▶ Written request:
Each record must be retyped in full. No character may differ.
-------- Entries shown --------
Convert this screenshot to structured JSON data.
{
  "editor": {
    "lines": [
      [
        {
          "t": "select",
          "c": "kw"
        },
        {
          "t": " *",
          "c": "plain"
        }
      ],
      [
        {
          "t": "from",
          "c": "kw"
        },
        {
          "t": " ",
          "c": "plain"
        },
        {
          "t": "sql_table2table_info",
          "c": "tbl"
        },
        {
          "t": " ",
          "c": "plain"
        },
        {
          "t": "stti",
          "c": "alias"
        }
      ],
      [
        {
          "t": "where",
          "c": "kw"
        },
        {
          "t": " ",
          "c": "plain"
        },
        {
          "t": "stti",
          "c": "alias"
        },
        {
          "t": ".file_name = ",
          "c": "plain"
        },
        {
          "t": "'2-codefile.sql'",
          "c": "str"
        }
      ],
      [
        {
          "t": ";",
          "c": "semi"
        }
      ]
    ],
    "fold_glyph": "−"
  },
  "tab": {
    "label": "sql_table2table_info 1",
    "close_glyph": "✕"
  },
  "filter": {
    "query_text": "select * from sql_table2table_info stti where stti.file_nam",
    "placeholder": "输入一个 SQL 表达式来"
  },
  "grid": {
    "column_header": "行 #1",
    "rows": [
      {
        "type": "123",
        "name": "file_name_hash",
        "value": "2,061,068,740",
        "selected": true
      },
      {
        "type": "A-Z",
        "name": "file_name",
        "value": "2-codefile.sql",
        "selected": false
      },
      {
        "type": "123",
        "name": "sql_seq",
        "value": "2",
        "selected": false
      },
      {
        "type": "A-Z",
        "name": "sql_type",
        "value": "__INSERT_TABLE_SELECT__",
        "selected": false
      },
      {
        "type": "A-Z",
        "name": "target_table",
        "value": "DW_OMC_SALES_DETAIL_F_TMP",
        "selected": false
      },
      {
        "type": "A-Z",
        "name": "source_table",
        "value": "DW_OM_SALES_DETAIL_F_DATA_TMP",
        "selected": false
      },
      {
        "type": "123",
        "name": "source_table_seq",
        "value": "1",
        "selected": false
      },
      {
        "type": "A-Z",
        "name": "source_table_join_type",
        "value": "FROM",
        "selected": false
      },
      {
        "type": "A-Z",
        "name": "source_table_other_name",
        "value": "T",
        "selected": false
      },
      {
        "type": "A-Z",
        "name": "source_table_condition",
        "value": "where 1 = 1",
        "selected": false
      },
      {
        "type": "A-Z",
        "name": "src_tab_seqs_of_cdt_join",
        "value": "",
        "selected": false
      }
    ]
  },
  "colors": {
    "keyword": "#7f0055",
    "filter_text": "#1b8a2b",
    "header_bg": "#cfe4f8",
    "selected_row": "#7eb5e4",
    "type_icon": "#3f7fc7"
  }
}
--------
▶ Solution for this problem:
Convert this screenshot to structured JSON data.
{
  "editor": {
    "lines": [
      [
        {
          "t": "select",
          "c": "kw"
        },
        {
          "t": " *",
          "c": "plain"
        }
      ],
      [
        {
          "t": "from",
          "c": "kw"
        },
        {
          "t": " ",
          "c": "plain"
        },
        {
          "t": "sql_table2table_info",
          "c": "tbl"
        },
        {
          "t": " ",
          "c": "plain"
        },
        {
          "t": "stti",
          "c": "alias"
        }
      ],
      [
        {
          "t": "where",
          "c": "kw"
        },
        {
          "t": " ",
          "c": "plain"
        },
        {
          "t": "stti",
          "c": "alias"
        },
        {
          "t": ".file_name = ",
          "c": "plain"
        },
        {
          "t": "'2-codefile.sql'",
          "c": "str"
        }
      ],
      [
        {
          "t": ";",
          "c": "semi"
        }
      ]
    ],
    "fold_glyph": "−"
  },
  "tab": {
    "label": "sql_table2table_info 1",
    "close_glyph": "✕"
  },
  "filter": {
    "query_text": "select * from sql_table2table_info stti where stti.file_nam",
    "placeholder": "输入一个 SQL 表达式来"
  },
  "grid": {
    "column_header": "行 #1",
    "rows": [
      {
        "type": "123",
        "name": "file_name_hash",
        "value": "2,061,068,740",
        "selected": true
      },
      {
        "type": "A-Z",
        "name": "file_name",
        "value": "2-codefile.sql",
        "selected": false
      },
      {
        "type": "123",
        "name": "sql_seq",
        "value": "2",
        "selected": false
      },
      {
        "type": "A-Z",
        "name": "sql_type",
        "value": "__INSERT_TABLE_SELECT__",
        "selected": false
      },
      {
        "type": "A-Z",
        "name": "target_table",
        "value": "DW_OMC_SALES_DETAIL_F_TMP",
        "selected": false
      },
      {
        "type": "A-Z",
        "name": "source_table",
        "value": "DW_OM_SALES_DETAIL_F_DATA_TMP",
        "selected": false
      },
      {
        "type": "123",
        "name": "source_table_seq",
        "value": "1",
        "selected": false
      },
      {
        "type": "A-Z",
        "name": "source_table_join_type",
        "value": "FROM",
        "selected": false
      },
      {
        "type": "A-Z",
        "name": "source_table_other_name",
        "value": "T",
        "selected": false
      },
      {
        "type": "A-Z",
        "name": "source_table_condition",
        "value": "where 1 = 1",
        "selected": false
      },
      {
        "type": "A-Z",
        "name": "src_tab_seqs_of_cdt_join",
        "value": "",
        "selected": false
      }
    ]
  },
  "colors": {
    "keyword": "#7f0055",
    "filter_text": "#1b8a2b",
    "header_bg": "#cfe4f8",
    "selected_row": "#7eb5e4",
    "type_icon": "#3f7fc7"
  }
}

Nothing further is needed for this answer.